[Records from a collection of figures]
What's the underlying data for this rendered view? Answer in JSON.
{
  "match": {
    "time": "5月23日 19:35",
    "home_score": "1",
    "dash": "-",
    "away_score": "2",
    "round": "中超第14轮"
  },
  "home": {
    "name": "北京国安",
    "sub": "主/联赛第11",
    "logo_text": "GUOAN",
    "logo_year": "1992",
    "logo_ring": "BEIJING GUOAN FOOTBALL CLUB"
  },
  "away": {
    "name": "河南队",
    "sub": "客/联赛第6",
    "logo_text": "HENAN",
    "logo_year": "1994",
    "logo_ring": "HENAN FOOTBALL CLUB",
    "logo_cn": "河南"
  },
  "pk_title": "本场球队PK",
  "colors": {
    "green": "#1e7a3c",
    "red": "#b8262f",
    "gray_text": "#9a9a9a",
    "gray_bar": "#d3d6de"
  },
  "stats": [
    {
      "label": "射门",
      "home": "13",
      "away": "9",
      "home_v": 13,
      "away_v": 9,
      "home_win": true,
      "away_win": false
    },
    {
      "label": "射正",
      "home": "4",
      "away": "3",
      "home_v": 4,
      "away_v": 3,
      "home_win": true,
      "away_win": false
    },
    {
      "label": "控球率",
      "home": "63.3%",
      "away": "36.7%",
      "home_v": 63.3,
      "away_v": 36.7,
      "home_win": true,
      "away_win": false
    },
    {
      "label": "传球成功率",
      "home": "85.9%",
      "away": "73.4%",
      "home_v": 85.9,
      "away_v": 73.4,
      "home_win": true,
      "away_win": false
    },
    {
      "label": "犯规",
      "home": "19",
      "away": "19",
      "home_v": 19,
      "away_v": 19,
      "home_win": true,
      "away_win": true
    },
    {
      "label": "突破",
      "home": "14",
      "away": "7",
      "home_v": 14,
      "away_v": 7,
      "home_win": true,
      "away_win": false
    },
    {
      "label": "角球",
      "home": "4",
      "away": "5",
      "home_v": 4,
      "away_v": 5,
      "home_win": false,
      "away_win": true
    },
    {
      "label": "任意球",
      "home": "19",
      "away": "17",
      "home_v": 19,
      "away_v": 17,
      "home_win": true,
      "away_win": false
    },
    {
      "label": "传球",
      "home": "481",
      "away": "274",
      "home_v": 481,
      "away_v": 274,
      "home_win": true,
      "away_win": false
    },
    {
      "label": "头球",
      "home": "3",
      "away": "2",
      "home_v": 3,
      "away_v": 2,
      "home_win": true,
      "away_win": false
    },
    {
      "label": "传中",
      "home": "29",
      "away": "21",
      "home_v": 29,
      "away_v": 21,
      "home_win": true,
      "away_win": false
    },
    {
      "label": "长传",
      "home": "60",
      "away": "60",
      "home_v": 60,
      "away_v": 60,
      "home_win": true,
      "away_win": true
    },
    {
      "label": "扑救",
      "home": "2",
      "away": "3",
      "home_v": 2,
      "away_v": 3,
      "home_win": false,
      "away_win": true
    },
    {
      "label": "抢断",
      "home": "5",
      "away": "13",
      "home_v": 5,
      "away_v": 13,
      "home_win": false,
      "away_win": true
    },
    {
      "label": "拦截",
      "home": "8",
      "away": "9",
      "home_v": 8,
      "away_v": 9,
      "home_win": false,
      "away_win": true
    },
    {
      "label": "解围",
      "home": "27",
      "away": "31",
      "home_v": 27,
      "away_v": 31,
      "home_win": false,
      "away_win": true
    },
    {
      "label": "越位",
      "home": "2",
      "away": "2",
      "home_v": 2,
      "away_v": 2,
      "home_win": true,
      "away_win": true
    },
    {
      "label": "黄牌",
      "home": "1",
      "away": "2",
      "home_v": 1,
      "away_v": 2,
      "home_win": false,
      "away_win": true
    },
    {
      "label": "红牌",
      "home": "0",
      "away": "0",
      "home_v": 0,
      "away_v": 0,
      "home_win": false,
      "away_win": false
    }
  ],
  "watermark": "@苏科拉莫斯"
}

**PROBLEM STATEMENT**. Reproduce the entries above in full by retyping them exactly.

**TASK ANSWER**.
What's the underlying data for this rendered view? Answer in JSON.
{
  "match": {
    "time": "5月23日 19:35",
    "home_score": "1",
    "dash": "-",
    "away_score": "2",
    "round": "中超第14轮"
  },
  "home": {
    "name": "北京国安",
    "sub": "主/联赛第11",
    "logo_text": "GUOAN",
    "logo_year": "1992",
    "logo_ring": "BEIJING GUOAN FOOTBALL CLUB"
  },
  "away": {
    "name": "河南队",
    "sub": "客/联赛第6",
    "logo_text": "HENAN",
    "logo_year": "1994",
    "logo_ring": "HENAN FOOTBALL CLUB",
    "logo_cn": "河南"
  },
  "pk_title": "本场球队PK",
  "colors": {
    "green": "#1e7a3c",
    "red": "#b8262f",
    "gray_text": "#9a9a9a",
    "gray_bar": "#d3d6de"
  },
  "stats": [
    {
      "label": "射门",
      "home": "13",
      "away": "9",
      "home_v": 13,
      "away_v": 9,
      "home_win": true,
      "away_win": false
    },
    {
      "label": "射正",
      "home": "4",
      "away": "3",
      "home_v": 4,
      "away_v": 3,
      "home_win": true,
      "away_win": false
    },
    {
      "label": "控球率",
      "home": "63.3%",
      "away": "36.7%",
      "home_v": 63.3,
      "away_v": 36.7,
      "home_win": true,
      "away_win": false
    },
    {
      "label": "传球成功率",
      "home": "85.9%",
      "away": "73.4%",
      "home_v": 85.9,
      "away_v": 73.4,
      "home_win": true,
      "away_win": false
    },
    {
      "label": "犯规",
      "home": "19",
      "away": "19",
      "home_v": 19,
      "away_v": 19,
      "home_win": true,
      "away_win": true
    },
    {
      "label": "突破",
      "home": "14",
      "away": "7",
      "home_v": 14,
      "away_v": 7,
      "home_win": true,
      "away_win": false
    },
    {
      "label": "角球",
      "home": "4",
      "away": "5",
      "home_v": 4,
      "away_v": 5,
      "home_win": false,
      "away_win": true
    },
    {
      "label": "任意球",
      "home": "19",
      "away": "17",
      "home_v": 19,
      "away_v": 17,
      "home_win": true,
      "away_win": false
    },
    {
      "label": "传球",
      "home": "481",
      "away": "274",
      "home_v": 481,
      "away_v": 274,
      "home_win": true,
      "away_win": false
    },
    {
      "label": "头球",
      "home": "3",
      "away": "2",
      "home_v": 3,
      "away_v": 2,
      "home_win": true,
      "away_win": false
    },
    {
      "label": "传中",
      "home": "29",
      "away": "21",
      "home_v": 29,
      "away_v": 21,
      "home_win": true,
      "away_win": false
    },
    {
      "label": "长传",
      "home": "60",
      "away": "60",
      "home_v": 60,
      "away_v": 60,
      "home_win": true,
      "away_win": true
    },
    {
      "label": "扑救",
      "home": "2",
      "away": "3",
      "home_v": 2,
      "away_v": 3,
      "home_win": false,
      "away_win": true
    },
    {
      "label": "抢断",
      "home": "5",
      "away": "13",
      "home_v": 5,
      "away_v": 13,
      "home_win": false,
      "away_win": true
    },
    {
      "label": "拦截",
      "home": "8",
      "away": "9",
      "home_v": 8,
      "away_v": 9,
      "home_win": false,
      "away_win": true
    },
    {
      "label": "解围",
      "home": "27",
      "away": "31",
      "home_v": 27,
      "away_v": 31,
      "home_win": false,
      "away_win": true
    },
    {
      "label": "越位",
      "home": "2",
      "away": "2",
      "home_v": 2,
      "away_v": 2,
      "home_win": true,
      "away_win": true
    },
    {
      "label": "黄牌",
      "home": "1",
      "away": "2",
      "home_v": 1,
      "away_v": 2,
      "home_win": false,
      "away_win": true
    },
    {
      "label": "红牌",
      "home": "0",
      "away": "0",
      "home_v": 0,
      "away_v": 0,
      "home_win": false,
      "away_win": false
    }
  ],
  "watermark": "@苏科拉莫斯"
}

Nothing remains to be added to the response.